** begin **
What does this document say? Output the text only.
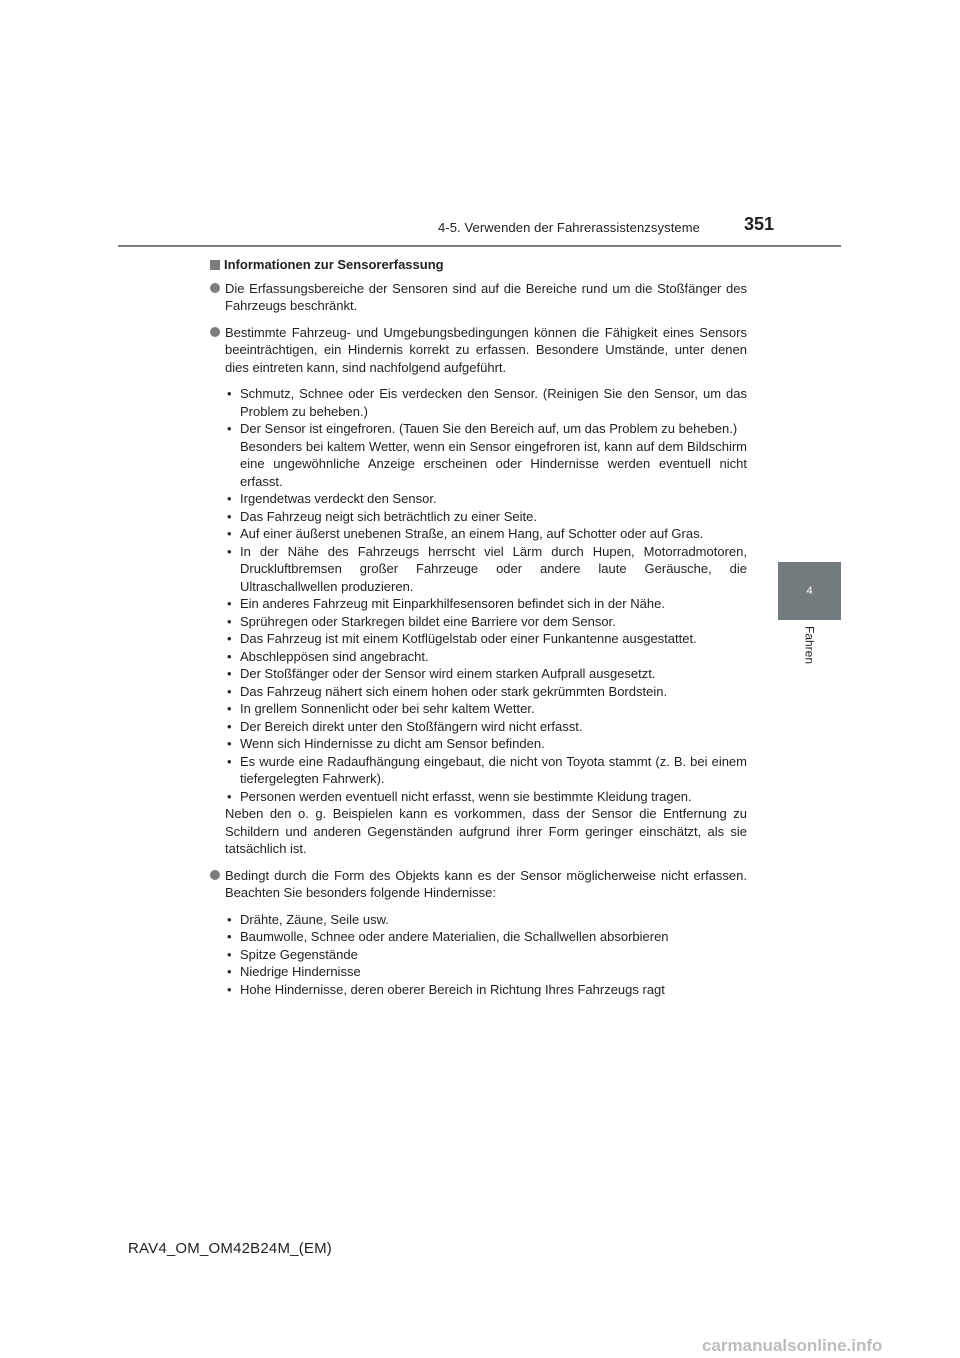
4-5. Verwenden der Fahrerassistenzsysteme 351
4
Fahren
Informationen zur Sensorerfassung
Die Erfassungsbereiche der Sensoren sind auf die Bereiche rund um die Stoßfänger des Fahrzeugs beschränkt.
Bestimmte Fahrzeug- und Umgebungsbedingungen können die Fähigkeit eines Sensors beeinträchtigen, ein Hindernis korrekt zu erfassen. Besondere Umstände, unter denen dies eintreten kann, sind nachfolgend aufgeführt.
• Schmutz, Schnee oder Eis verdecken den Sensor. (Reinigen Sie den Sensor, um das Problem zu beheben.)
• Der Sensor ist eingefroren. (Tauen Sie den Bereich auf, um das Problem zu beheben.)
Besonders bei kaltem Wetter, wenn ein Sensor eingefroren ist, kann auf dem Bildschirm eine ungewöhnliche Anzeige erscheinen oder Hindernisse werden eventuell nicht erfasst.
• Irgendetwas verdeckt den Sensor.
• Das Fahrzeug neigt sich beträchtlich zu einer Seite.
• Auf einer äußerst unebenen Straße, an einem Hang, auf Schotter oder auf Gras.
• In der Nähe des Fahrzeugs herrscht viel Lärm durch Hupen, Motorradmotoren, Druckluftbremsen großer Fahrzeuge oder andere laute Geräusche, die Ultraschallwellen produzieren.
• Ein anderes Fahrzeug mit Einparkhilfesensoren befindet sich in der Nähe.
• Sprühregen oder Starkregen bildet eine Barriere vor dem Sensor.
• Das Fahrzeug ist mit einem Kotflügelstab oder einer Funkantenne ausgestattet.
• Abschleppösen sind angebracht.
• Der Stoßfänger oder der Sensor wird einem starken Aufprall ausgesetzt.
• Das Fahrzeug nähert sich einem hohen oder stark gekrümmten Bordstein.
• In grellem Sonnenlicht oder bei sehr kaltem Wetter.
• Der Bereich direkt unter den Stoßfängern wird nicht erfasst.
• Wenn sich Hindernisse zu dicht am Sensor befinden.
• Es wurde eine Radaufhängung eingebaut, die nicht von Toyota stammt (z. B. bei einem tiefergelegten Fahrwerk).
• Personen werden eventuell nicht erfasst, wenn sie bestimmte Kleidung tragen.
Neben den o. g. Beispielen kann es vorkommen, dass der Sensor die Entfernung zu Schildern und anderen Gegenständen aufgrund ihrer Form geringer einschätzt, als sie tatsächlich ist.
Bedingt durch die Form des Objekts kann es der Sensor möglicherweise nicht erfassen. Beachten Sie besonders folgende Hindernisse:
• Drähte, Zäune, Seile usw.
• Baumwolle, Schnee oder andere Materialien, die Schallwellen absorbieren
• Spitze Gegenstände
• Niedrige Hindernisse
• Hohe Hindernisse, deren oberer Bereich in Richtung Ihres Fahrzeugs ragt
RAV4_OM_OM42B24M_(EM)
carmanualsonline.info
** end **
(Set task) Using the records above, list each line that includes "Wetter".

(Written response)
Besonders bei kaltem Wetter, wenn ein Sensor eingefroren ist, kann auf dem Bildschirm eine ungewöhnliche Anzeige erscheinen oder Hindernisse werden eventuell nicht erfasst.
• In grellem Sonnenlicht oder bei sehr kaltem Wetter.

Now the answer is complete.